● Stated exercise:
Without the pictures, return each record as it appears.

● Material provided:
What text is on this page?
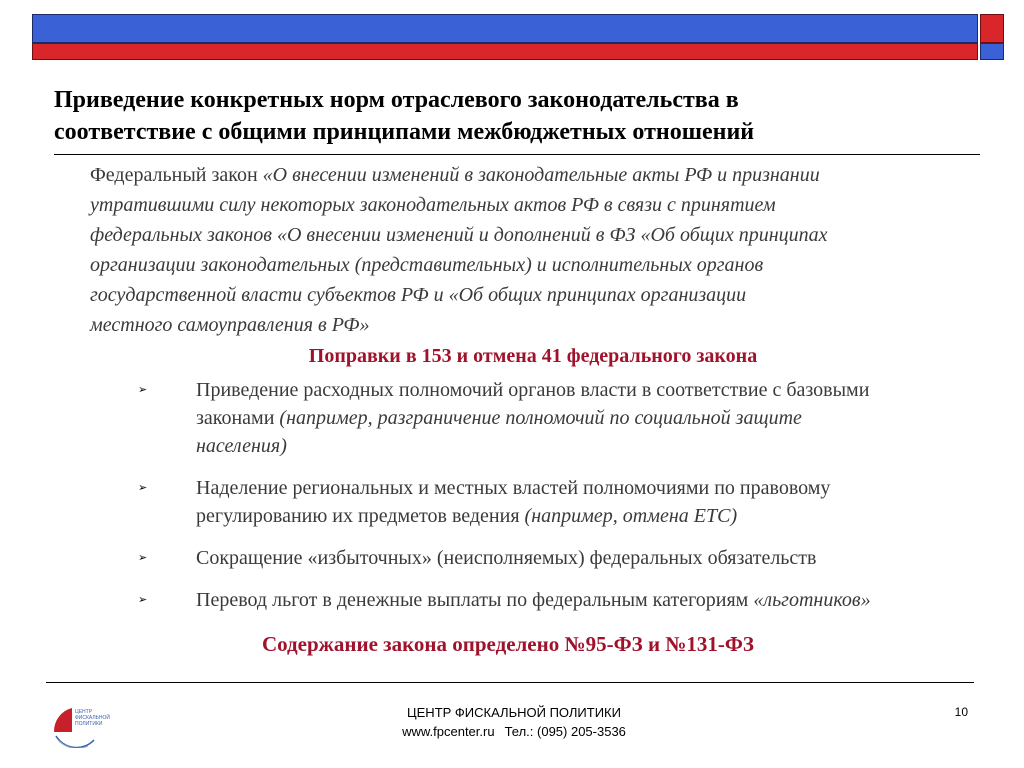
Приведение конкретных норм отраслевого законодательства в
соответствие с общими принципами межбюджетных отношений
Федеральный закон «О внесении изменений в законодательные акты РФ и признании
утратившими силу некоторых законодательных актов РФ в связи с принятием
федеральных законов «О внесении изменений и дополнений в ФЗ «Об общих принципах
организации законодательных (представительных) и исполнительных органов
государственной власти субъектов РФ и «Об общих принципах организации
местного самоуправления в РФ»
Поправки в 153 и отмена 41 федерального закона
➢ Приведение расходных полномочий органов власти в соответствие с базовыми
законами (например, разграничение полномочий по социальной защите
населения)
➢ Наделение региональных и местных властей полномочиями по правовому
регулированию их предметов ведения (например, отмена ЕТС)
➢ Сокращение «избыточных» (неисполняемых) федеральных обязательств
➢ Перевод льгот в денежные выплаты по федеральным категориям «льготников»
Содержание закона определено №95-ФЗ и №131-ФЗ
ЦЕНТР
ФИСКАЛЬНОЙ
ПОЛИТИКИ
ЦЕНТР ФИСКАЛЬНОЙ ПОЛИТИКИ
www.fpcenter.ru Тел.: (095) 205-3536
10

● Solution for this task:
What text is on this page?
Приведение конкретных норм отраслевого законодательства в
соответствие с общими принципами межбюджетных отношений
Федеральный закон «О внесении изменений в законодательные акты РФ и признании
утратившими силу некоторых законодательных актов РФ в связи с принятием
федеральных законов «О внесении изменений и дополнений в ФЗ «Об общих принципах
организации законодательных (представительных) и исполнительных органов
государственной власти субъектов РФ и «Об общих принципах организации
местного самоуправления в РФ»
Поправки в 153 и отмена 41 федерального закона
➢ Приведение расходных полномочий органов власти в соответствие с базовыми
законами (например, разграничение полномочий по социальной защите
населения)
➢ Наделение региональных и местных властей полномочиями по правовому
регулированию их предметов ведения (например, отмена ЕТС)
➢ Сокращение «избыточных» (неисполняемых) федеральных обязательств
➢ Перевод льгот в денежные выплаты по федеральным категориям «льготников»
Содержание закона определено №95-ФЗ и №131-ФЗ
ЦЕНТР
ФИСКАЛЬНОЙ
ПОЛИТИКИ
ЦЕНТР ФИСКАЛЬНОЙ ПОЛИТИКИ
www.fpcenter.ru Тел.: (095) 205-3536
10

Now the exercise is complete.